[START Provided information]

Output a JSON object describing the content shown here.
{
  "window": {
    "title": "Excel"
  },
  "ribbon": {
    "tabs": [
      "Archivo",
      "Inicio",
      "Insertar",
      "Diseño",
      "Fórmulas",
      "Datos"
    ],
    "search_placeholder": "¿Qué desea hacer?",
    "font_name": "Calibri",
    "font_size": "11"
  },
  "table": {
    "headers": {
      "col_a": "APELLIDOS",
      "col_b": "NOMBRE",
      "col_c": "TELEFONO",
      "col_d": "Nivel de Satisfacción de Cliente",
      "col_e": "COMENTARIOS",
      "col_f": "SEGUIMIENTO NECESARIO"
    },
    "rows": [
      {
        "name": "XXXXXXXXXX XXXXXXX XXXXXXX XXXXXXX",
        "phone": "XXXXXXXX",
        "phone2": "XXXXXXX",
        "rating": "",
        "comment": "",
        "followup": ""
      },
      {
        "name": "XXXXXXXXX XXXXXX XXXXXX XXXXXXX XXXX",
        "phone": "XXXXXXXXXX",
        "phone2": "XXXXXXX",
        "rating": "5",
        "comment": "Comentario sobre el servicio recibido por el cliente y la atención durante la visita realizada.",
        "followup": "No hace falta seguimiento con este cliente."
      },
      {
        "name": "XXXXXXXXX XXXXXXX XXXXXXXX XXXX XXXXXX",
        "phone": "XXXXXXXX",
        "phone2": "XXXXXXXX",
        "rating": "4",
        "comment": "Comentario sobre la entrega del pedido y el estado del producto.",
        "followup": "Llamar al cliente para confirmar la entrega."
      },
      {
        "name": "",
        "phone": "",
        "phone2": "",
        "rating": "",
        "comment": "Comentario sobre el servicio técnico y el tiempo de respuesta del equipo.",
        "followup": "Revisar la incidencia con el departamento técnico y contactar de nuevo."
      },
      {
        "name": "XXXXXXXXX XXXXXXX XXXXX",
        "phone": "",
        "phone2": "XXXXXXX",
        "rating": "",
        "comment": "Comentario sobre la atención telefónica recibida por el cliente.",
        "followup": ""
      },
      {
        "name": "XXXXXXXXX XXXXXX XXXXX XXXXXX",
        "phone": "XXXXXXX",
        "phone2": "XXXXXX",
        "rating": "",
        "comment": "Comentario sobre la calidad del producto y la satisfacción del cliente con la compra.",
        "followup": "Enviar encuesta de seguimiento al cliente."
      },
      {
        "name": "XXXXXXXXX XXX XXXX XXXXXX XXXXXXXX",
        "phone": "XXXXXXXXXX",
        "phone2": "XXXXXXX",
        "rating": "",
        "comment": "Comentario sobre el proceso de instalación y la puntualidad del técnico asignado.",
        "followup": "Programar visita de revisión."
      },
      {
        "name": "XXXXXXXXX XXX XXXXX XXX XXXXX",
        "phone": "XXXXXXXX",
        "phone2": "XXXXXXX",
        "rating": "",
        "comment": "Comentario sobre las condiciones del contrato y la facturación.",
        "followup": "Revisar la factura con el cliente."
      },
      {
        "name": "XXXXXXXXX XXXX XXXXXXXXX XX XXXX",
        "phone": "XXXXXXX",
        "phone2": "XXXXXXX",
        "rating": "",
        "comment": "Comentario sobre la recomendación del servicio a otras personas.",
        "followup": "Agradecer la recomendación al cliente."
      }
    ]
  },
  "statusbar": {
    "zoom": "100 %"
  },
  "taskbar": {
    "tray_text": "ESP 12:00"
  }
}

[END Provided information]

== Exercise details ==
Restate every line of the data word for word.

== Exercise result ==
Output a JSON object describing the content shown here.
{
  "window": {
    "title": "Excel"
  },
  "ribbon": {
    "tabs": [
      "Archivo",
      "Inicio",
      "Insertar",
      "Diseño",
      "Fórmulas",
      "Datos"
    ],
    "search_placeholder": "¿Qué desea hacer?",
    "font_name": "Calibri",
    "font_size": "11"
  },
  "table": {
    "headers": {
      "col_a": "APELLIDOS",
      "col_b": "NOMBRE",
      "col_c": "TELEFONO",
      "col_d": "Nivel de Satisfacción de Cliente",
      "col_e": "COMENTARIOS",
      "col_f": "SEGUIMIENTO NECESARIO"
    },
    "rows": [
      {
        "name": "XXXXXXXXXX XXXXXXX XXXXXXX XXXXXXX",
        "phone": "XXXXXXXX",
        "phone2": "XXXXXXX",
        "rating": "",
        "comment": "",
        "followup": ""
      },
      {
        "name": "XXXXXXXXX XXXXXX XXXXXX XXXXXXX XXXX",
        "phone": "XXXXXXXXXX",
        "phone2": "XXXXXXX",
        "rating": "5",
        "comment": "Comentario sobre el servicio recibido por el cliente y la atención durante la visita realizada.",
        "followup": "No hace falta seguimiento con este cliente."
      },
      {
        "name": "XXXXXXXXX XXXXXXX XXXXXXXX XXXX XXXXXX",
        "phone": "XXXXXXXX",
        "phone2": "XXXXXXXX",
        "rating": "4",
        "comment": "Comentario sobre la entrega del pedido y el estado del producto.",
        "followup": "Llamar al cliente para confirmar la entrega."
      },
      {
        "name": "",
        "phone": "",
        "phone2": "",
        "rating": "",
        "comment": "Comentario sobre el servicio técnico y el tiempo de respuesta del equipo.",
        "followup": "Revisar la incidencia con el departamento técnico y contactar de nuevo."
      },
      {
        "name": "XXXXXXXXX XXXXXXX XXXXX",
        "phone": "",
        "phone2": "XXXXXXX",
        "rating": "",
        "comment": "Comentario sobre la atención telefónica recibida por el cliente.",
        "followup": ""
      },
      {
        "name": "XXXXXXXXX XXXXXX XXXXX XXXXXX",
        "phone": "XXXXXXX",
        "phone2": "XXXXXX",
        "rating": "",
        "comment": "Comentario sobre la calidad del producto y la satisfacción del cliente con la compra.",
        "followup": "Enviar encuesta de seguimiento al cliente."
      },
      {
        "name": "XXXXXXXXX XXX XXXX XXXXXX XXXXXXXX",
        "phone": "XXXXXXXXXX",
        "phone2": "XXXXXXX",
        "rating": "",
        "comment": "Comentario sobre el proceso de instalación y la puntualidad del técnico asignado.",
        "followup": "Programar visita de revisión."
      },
      {
        "name": "XXXXXXXXX XXX XXXXX XXX XXXXX",
        "phone": "XXXXXXXX",
        "phone2": "XXXXXXX",
        "rating": "",
        "comment": "Comentario sobre las condiciones del contrato y la facturación.",
        "followup": "Revisar la factura con el cliente."
      },
      {
        "name": "XXXXXXXXX XXXX XXXXXXXXX XX XXXX",
        "phone": "XXXXXXX",
        "phone2": "XXXXXXX",
        "rating": "",
        "comment": "Comentario sobre la recomendación del servicio a otras personas.",
        "followup": "Agradecer la recomendación al cliente."
      }
    ]
  },
  "statusbar": {
    "zoom": "100 %"
  },
  "taskbar": {
    "tray_text": "ESP 12:00"
  }
}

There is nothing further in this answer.